> **CONSIGNES ET EXIGENCES**:
Réécrivez les lignes ci-dessous en substituant « South-West China » à « Southwest China », sans modifier quoi que ce soit d'autre.

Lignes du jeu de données
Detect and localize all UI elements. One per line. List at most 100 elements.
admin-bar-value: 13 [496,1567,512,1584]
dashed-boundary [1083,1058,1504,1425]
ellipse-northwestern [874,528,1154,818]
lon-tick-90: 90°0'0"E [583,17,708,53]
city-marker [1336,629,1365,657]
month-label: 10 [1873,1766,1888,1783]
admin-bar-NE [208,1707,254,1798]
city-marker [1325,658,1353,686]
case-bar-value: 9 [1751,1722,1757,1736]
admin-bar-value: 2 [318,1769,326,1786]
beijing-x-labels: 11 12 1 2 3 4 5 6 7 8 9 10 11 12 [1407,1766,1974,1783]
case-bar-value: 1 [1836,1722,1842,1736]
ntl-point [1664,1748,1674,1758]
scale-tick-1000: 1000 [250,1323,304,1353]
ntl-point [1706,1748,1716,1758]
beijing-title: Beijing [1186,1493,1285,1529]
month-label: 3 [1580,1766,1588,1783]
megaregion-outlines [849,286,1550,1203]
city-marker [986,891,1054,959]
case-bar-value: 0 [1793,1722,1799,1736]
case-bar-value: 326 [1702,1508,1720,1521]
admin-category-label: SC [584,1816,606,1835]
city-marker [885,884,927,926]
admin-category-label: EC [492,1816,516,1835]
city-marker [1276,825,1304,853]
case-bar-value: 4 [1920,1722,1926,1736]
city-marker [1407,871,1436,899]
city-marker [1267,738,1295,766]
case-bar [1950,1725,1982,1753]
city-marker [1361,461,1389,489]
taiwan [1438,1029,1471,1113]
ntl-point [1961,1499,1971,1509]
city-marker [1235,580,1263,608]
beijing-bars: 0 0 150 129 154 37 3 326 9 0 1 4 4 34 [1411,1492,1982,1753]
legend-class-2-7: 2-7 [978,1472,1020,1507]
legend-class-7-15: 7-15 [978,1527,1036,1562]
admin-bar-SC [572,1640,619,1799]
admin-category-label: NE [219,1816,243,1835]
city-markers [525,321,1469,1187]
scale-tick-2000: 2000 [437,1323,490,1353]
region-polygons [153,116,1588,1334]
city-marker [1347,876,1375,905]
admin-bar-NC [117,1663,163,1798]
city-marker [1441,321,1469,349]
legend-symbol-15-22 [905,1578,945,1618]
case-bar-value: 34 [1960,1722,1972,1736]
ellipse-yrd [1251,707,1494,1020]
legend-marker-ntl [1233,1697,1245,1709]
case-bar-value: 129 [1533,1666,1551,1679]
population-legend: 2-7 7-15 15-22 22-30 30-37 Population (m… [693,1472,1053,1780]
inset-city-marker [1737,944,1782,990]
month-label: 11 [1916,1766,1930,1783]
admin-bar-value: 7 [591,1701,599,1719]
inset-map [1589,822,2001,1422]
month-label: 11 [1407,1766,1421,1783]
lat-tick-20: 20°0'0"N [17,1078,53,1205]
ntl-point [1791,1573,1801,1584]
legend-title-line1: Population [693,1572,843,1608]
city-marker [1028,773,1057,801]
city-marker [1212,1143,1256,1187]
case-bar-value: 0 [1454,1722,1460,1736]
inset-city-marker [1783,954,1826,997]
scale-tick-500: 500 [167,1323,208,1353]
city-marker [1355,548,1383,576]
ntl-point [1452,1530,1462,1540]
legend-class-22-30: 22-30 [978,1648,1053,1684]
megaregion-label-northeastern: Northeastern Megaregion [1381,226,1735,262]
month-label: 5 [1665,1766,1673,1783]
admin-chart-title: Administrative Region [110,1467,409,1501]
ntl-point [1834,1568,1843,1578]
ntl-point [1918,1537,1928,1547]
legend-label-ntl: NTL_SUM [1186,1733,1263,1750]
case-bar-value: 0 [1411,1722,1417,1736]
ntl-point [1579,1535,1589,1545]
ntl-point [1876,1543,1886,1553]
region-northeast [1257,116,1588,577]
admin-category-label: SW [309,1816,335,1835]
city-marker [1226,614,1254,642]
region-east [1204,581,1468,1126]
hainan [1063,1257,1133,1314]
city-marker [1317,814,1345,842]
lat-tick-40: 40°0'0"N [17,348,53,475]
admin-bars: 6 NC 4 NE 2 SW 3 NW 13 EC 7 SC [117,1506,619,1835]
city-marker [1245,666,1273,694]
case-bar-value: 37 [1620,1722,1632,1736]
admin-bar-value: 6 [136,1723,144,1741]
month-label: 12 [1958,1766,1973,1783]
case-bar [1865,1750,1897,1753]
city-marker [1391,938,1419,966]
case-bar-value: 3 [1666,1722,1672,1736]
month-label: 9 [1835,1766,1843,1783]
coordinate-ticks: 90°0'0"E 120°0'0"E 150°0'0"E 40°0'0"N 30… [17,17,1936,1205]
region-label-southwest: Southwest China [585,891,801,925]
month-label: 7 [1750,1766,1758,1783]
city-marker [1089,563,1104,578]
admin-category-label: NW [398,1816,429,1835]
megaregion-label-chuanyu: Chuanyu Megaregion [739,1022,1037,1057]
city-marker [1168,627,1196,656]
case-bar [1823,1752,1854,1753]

> **SOLUTION DÉTAILLÉE**:
Detect and localize all UI elements. One per line. List at most 100 elements.
admin-bar-value: 13 [496,1567,512,1584]
dashed-boundary [1083,1058,1504,1425]
ellipse-northwestern [874,528,1154,818]
lon-tick-90: 90°0'0"E [583,17,708,53]
city-marker [1336,629,1365,657]
month-label: 10 [1873,1766,1888,1783]
admin-bar-NE [208,1707,254,1798]
city-marker [1325,658,1353,686]
case-bar-value: 9 [1751,1722,1757,1736]
admin-bar-value: 2 [318,1769,326,1786]
beijing-x-labels: 11 12 1 2 3 4 5 6 7 8 9 10 11 12 [1407,1766,1974,1783]
case-bar-value: 1 [1836,1722,1842,1736]
ntl-point [1664,1748,1674,1758]
scale-tick-1000: 1000 [250,1323,304,1353]
ntl-point [1706,1748,1716,1758]
beijing-title: Beijing [1186,1493,1285,1529]
month-label: 3 [1580,1766,1588,1783]
megaregion-outlines [849,286,1550,1203]
city-marker [986,891,1054,959]
case-bar-value: 0 [1793,1722,1799,1736]
case-bar-value: 326 [1702,1508,1720,1521]
admin-category-label: SC [584,1816,606,1835]
city-marker [885,884,927,926]
admin-category-label: EC [492,1816,516,1835]
city-marker [1276,825,1304,853]
case-bar-value: 4 [1920,1722,1926,1736]
city-marker [1407,871,1436,899]
city-marker [1267,738,1295,766]
case-bar [1950,1725,1982,1753]
city-marker [1361,461,1389,489]
taiwan [1438,1029,1471,1113]
ntl-point [1961,1499,1971,1509]
city-marker [1235,580,1263,608]
beijing-bars: 0 0 150 129 154 37 3 326 9 0 1 4 4 34 [1411,1492,1982,1753]
legend-class-2-7: 2-7 [978,1472,1020,1507]
legend-class-7-15: 7-15 [978,1527,1036,1562]
admin-bar-SC [572,1640,619,1799]
admin-category-label: NE [219,1816,243,1835]
city-markers [525,321,1469,1187]
scale-tick-2000: 2000 [437,1323,490,1353]
region-polygons [153,116,1588,1334]
city-marker [1347,876,1375,905]
admin-bar-NC [117,1663,163,1798]
city-marker [1441,321,1469,349]
legend-symbol-15-22 [905,1578,945,1618]
case-bar-value: 34 [1960,1722,1972,1736]
ellipse-yrd [1251,707,1494,1020]
legend-marker-ntl [1233,1697,1245,1709]
case-bar-value: 129 [1533,1666,1551,1679]
population-legend: 2-7 7-15 15-22 22-30 30-37 Population (m… [693,1472,1053,1780]
inset-city-marker [1737,944,1782,990]
month-label: 11 [1916,1766,1930,1783]
admin-bar-value: 7 [591,1701,599,1719]
inset-map [1589,822,2001,1422]
month-label: 11 [1407,1766,1421,1783]
lat-tick-20: 20°0'0"N [17,1078,53,1205]
ntl-point [1791,1573,1801,1584]
legend-title-line1: Population [693,1572,843,1608]
city-marker [1028,773,1057,801]
city-marker [1212,1143,1256,1187]
case-bar-value: 0 [1454,1722,1460,1736]
inset-city-marker [1783,954,1826,997]
scale-tick-500: 500 [167,1323,208,1353]
city-marker [1355,548,1383,576]
ntl-point [1452,1530,1462,1540]
legend-class-22-30: 22-30 [978,1648,1053,1684]
megaregion-label-northeastern: Northeastern Megaregion [1381,226,1735,262]
month-label: 5 [1665,1766,1673,1783]
admin-chart-title: Administrative Region [110,1467,409,1501]
ntl-point [1834,1568,1843,1578]
ntl-point [1918,1537,1928,1547]
legend-label-ntl: NTL_SUM [1186,1733,1263,1750]
case-bar-value: 0 [1411,1722,1417,1736]
ntl-point [1579,1535,1589,1545]
ntl-point [1876,1543,1886,1553]
region-northeast [1257,116,1588,577]
admin-category-label: SW [309,1816,335,1835]
city-marker [1226,614,1254,642]
region-east [1204,581,1468,1126]
hainan [1063,1257,1133,1314]
city-marker [1317,814,1345,842]
lat-tick-40: 40°0'0"N [17,348,53,475]
admin-bars: 6 NC 4 NE 2 SW 3 NW 13 EC 7 SC [117,1506,619,1835]
city-marker [1245,666,1273,694]
case-bar-value: 37 [1620,1722,1632,1736]
admin-bar-value: 6 [136,1723,144,1741]
month-label: 12 [1958,1766,1973,1783]
case-bar [1865,1750,1897,1753]
city-marker [1391,938,1419,966]
case-bar-value: 3 [1666,1722,1672,1736]
month-label: 9 [1835,1766,1843,1783]
coordinate-ticks: 90°0'0"E 120°0'0"E 150°0'0"E 40°0'0"N 30… [17,17,1936,1205]
region-label-southwest: South-West China [585,891,801,925]
month-label: 7 [1750,1766,1758,1783]
city-marker [1089,563,1104,578]
admin-category-label: NW [398,1816,429,1835]
megaregion-label-chuanyu: Chuanyu Megaregion [739,1022,1037,1057]
city-marker [1168,627,1196,656]
case-bar [1823,1752,1854,1753]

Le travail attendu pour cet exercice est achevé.